§ Quoted passage:
Model-based reinforcement learning with post-training produces more efficient and robust gait policies for a tendon-driven soft quadruped than benchmark methods.

A machine-rendered reading of the paper's core claim, the machinery that carries it, and where it could break.

The paper shows how to control the walking gait of a soft quadruped robot built from four compressible tendon-driven actuators by switching from model-free reinforcement learning to a model-based version. The method first restricts the state space, trains a data-driven dynamics model on collected data, then uses that model inside the reinforcement learning loop for planning, followed by a post-training step. A sympathetic reader would care because soft robots are lighter and safer around people than rigid ones, yet their changing shape makes precise control difficult; a working model-based approach would let the robot move faster and more stably without constant retuning. The authors report that the resulting policies outperform several standard methods on efficiency and performance metrics while remaining adaptable when the robot deforms during motion.

Core claim

The proposed MBRL algorithm, combined with post-training, significantly improves the efficiency and performance of gait control policies. The developed policy is both robust and adaptable to the robot's deformable morphology.

§ Problems:
- A) From the soft quadruped gait summary, extract the part that opens with the words containing "The proposed MBRL" and closes with "robot's deformable morphology.".
- B) According to the soft quadruped gait summary, what is the robot built from?
- C) Summarize the soft quadruped gait summary in two sentences.

(Records excerpted from a collection)
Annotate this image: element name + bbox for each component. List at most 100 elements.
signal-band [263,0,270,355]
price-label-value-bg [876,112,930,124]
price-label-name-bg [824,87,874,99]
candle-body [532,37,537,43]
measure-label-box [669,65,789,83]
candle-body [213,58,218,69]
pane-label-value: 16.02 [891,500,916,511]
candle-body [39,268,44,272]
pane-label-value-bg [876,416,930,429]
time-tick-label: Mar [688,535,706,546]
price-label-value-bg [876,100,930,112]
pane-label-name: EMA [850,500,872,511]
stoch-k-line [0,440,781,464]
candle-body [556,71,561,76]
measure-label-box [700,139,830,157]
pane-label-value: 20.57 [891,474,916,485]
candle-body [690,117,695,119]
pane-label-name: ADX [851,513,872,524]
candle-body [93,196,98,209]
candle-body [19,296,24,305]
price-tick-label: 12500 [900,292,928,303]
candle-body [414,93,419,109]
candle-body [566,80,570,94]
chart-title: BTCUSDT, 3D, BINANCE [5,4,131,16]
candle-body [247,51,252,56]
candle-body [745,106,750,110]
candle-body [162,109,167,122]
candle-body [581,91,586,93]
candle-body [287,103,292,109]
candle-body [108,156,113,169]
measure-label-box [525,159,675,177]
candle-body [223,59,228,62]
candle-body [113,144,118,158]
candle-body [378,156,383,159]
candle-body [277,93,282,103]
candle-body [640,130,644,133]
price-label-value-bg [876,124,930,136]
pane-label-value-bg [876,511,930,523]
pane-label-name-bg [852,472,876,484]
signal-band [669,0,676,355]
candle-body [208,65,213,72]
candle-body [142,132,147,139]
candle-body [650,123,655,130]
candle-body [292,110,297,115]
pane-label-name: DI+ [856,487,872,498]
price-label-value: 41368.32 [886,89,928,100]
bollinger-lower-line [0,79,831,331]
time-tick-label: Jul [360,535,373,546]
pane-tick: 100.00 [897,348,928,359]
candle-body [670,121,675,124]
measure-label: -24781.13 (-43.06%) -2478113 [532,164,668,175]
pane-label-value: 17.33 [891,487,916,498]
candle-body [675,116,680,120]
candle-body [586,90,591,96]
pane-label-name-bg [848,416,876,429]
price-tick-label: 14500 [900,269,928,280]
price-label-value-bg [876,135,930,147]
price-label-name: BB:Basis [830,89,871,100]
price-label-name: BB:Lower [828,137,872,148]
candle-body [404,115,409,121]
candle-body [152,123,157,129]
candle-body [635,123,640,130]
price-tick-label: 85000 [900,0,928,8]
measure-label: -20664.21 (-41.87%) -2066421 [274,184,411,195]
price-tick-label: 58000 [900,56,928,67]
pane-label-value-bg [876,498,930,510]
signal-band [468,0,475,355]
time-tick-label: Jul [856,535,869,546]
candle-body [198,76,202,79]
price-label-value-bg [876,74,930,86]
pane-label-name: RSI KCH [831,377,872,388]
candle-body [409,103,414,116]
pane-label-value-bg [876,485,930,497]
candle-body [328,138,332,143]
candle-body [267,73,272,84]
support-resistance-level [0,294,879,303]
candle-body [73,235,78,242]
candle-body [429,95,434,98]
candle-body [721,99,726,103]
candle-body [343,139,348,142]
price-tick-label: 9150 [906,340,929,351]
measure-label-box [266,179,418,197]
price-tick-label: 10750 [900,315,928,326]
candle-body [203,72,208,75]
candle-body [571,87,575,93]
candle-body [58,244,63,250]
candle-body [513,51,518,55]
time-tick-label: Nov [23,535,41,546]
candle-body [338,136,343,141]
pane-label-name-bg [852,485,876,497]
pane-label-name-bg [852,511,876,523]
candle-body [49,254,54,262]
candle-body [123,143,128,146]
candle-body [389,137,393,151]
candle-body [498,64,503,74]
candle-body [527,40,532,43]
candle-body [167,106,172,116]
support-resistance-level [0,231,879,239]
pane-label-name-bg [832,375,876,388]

§ Expected outputs:
- A)
The proposed MBRL algorithm, combined with post-training, significantly improves the efficiency and performance of gait control policies. The developed policy is both robust and adaptable to the robot's deformable morphology.

- B) It is built from four compressible tendon-driven actuators.

- C) The paper controls the walking gait of a tendon-driven soft quadruped with model-based reinforcement learning. It restricts the state space, trains a data-driven dynamics model for planning and adds a post-training step, and the authors report policies that beat standard methods on efficiency and performance while staying adaptable as the robot deforms.